◆ **Information supplied**
— Begin —

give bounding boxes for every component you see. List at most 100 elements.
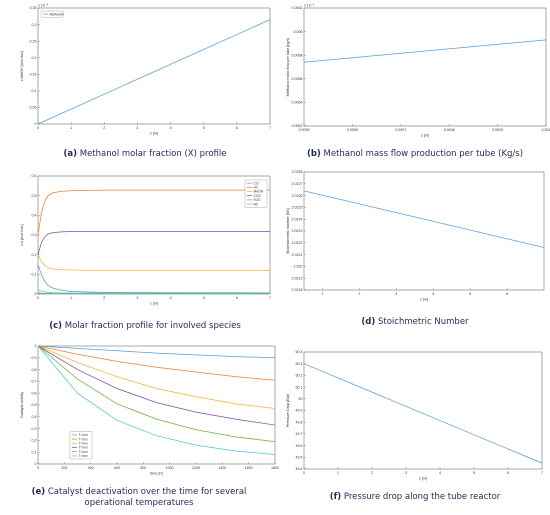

— End —
— Begin —

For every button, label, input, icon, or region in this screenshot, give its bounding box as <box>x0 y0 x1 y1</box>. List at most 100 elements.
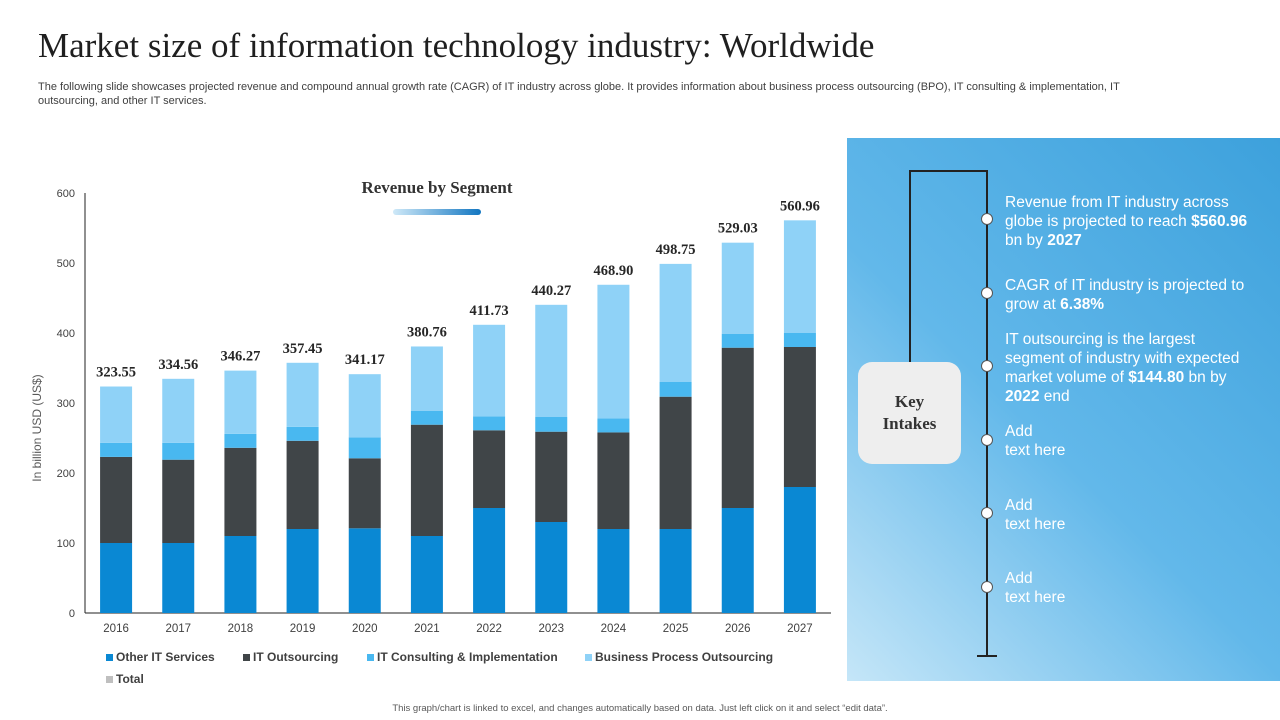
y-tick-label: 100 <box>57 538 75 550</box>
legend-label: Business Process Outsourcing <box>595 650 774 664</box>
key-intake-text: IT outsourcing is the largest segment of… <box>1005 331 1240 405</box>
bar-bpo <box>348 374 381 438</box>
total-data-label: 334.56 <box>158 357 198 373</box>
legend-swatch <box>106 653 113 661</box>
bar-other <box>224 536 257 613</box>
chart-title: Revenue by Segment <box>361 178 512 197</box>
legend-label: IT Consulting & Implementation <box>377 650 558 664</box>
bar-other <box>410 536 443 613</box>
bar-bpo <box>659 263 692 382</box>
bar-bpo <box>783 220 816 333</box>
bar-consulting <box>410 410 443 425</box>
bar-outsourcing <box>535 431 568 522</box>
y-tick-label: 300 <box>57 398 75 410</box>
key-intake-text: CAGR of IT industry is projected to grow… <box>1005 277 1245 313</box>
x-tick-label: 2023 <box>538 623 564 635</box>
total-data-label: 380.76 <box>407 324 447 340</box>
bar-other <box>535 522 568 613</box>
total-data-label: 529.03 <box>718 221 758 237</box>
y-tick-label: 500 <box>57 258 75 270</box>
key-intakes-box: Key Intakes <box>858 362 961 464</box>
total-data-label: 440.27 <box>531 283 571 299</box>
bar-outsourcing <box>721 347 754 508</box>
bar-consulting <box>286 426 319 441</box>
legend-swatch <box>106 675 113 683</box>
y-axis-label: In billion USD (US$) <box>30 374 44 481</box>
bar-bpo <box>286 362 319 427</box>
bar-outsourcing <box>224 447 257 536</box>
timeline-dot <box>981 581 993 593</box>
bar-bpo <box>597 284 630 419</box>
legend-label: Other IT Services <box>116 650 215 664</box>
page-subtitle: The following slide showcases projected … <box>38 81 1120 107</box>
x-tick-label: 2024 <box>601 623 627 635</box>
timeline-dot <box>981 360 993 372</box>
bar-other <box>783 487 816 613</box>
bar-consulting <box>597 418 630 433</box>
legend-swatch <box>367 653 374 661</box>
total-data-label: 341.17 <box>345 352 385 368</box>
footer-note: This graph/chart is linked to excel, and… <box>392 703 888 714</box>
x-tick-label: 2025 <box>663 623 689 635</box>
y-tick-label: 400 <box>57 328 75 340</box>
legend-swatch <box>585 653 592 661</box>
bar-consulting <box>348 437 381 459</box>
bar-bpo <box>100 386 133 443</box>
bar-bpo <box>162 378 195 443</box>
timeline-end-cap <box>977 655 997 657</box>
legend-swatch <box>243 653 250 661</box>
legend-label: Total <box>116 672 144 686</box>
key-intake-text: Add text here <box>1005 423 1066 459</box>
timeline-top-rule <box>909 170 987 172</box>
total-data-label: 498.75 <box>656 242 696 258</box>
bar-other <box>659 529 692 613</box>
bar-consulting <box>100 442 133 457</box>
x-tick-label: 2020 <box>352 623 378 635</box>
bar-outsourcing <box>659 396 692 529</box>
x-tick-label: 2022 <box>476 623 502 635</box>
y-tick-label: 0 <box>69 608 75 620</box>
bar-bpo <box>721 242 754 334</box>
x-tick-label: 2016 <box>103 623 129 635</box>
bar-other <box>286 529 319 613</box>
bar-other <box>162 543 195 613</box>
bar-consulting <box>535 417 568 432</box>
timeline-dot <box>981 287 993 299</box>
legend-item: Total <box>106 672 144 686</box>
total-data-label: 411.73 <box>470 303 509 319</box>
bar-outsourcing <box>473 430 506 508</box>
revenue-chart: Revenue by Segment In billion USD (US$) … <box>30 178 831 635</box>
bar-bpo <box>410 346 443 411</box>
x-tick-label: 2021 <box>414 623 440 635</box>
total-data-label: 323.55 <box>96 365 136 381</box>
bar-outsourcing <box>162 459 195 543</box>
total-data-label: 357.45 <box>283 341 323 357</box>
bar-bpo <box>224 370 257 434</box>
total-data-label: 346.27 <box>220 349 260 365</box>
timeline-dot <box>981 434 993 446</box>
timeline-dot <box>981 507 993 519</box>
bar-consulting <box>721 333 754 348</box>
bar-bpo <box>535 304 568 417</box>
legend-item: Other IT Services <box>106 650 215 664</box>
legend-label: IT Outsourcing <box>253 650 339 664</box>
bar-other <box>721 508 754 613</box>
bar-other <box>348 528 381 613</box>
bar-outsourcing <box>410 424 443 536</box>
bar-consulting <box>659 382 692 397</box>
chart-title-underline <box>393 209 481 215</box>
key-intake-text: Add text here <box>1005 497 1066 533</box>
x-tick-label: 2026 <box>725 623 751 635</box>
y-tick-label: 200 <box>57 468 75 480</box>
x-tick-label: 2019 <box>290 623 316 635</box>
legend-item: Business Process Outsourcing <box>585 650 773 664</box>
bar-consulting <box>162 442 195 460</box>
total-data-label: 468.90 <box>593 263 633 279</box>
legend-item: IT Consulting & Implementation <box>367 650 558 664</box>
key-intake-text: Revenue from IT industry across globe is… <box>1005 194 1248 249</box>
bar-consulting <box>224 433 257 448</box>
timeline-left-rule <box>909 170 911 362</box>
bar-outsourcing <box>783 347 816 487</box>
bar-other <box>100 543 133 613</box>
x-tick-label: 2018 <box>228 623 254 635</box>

— End —

Copy out the records again, starting at the line with "For every button, label, input, icon, or" and ending at the line with "legend-label: Other IT", both lines included. Leave out the pictures.

For every button, label, input, icon, or region in this screenshot, give its bounding box as <box>x0 y0 x1 y1</box>. List at most 100 elements.
y-tick-label: 100 <box>57 538 75 550</box>
legend-label: Business Process Outsourcing <box>595 650 774 664</box>
key-intake-text: IT outsourcing is the largest segment of… <box>1005 331 1240 405</box>
bar-bpo <box>348 374 381 438</box>
total-data-label: 334.56 <box>158 357 198 373</box>
legend-swatch <box>106 653 113 661</box>
bar-other <box>224 536 257 613</box>
chart-title: Revenue by Segment <box>361 178 512 197</box>
legend-label: IT Consulting & Implementation <box>377 650 558 664</box>
bar-other <box>410 536 443 613</box>
bar-bpo <box>659 263 692 382</box>
bar-bpo <box>783 220 816 333</box>
bar-consulting <box>410 410 443 425</box>
bar-outsourcing <box>535 431 568 522</box>
y-tick-label: 300 <box>57 398 75 410</box>
key-intake-text: CAGR of IT industry is projected to grow… <box>1005 277 1245 313</box>
x-tick-label: 2023 <box>538 623 564 635</box>
total-data-label: 380.76 <box>407 324 447 340</box>
bar-other <box>535 522 568 613</box>
total-data-label: 529.03 <box>718 221 758 237</box>
y-tick-label: 500 <box>57 258 75 270</box>
key-intakes-box: Key Intakes <box>858 362 961 464</box>
total-data-label: 440.27 <box>531 283 571 299</box>
bar-outsourcing <box>721 347 754 508</box>
bar-consulting <box>286 426 319 441</box>
legend-swatch <box>106 675 113 683</box>
y-axis-label: In billion USD (US$) <box>30 374 44 481</box>
bar-bpo <box>286 362 319 427</box>
bar-outsourcing <box>224 447 257 536</box>
timeline-dot <box>981 581 993 593</box>
bar-bpo <box>597 284 630 419</box>
legend-label: Other IT Services <box>116 650 215 664</box>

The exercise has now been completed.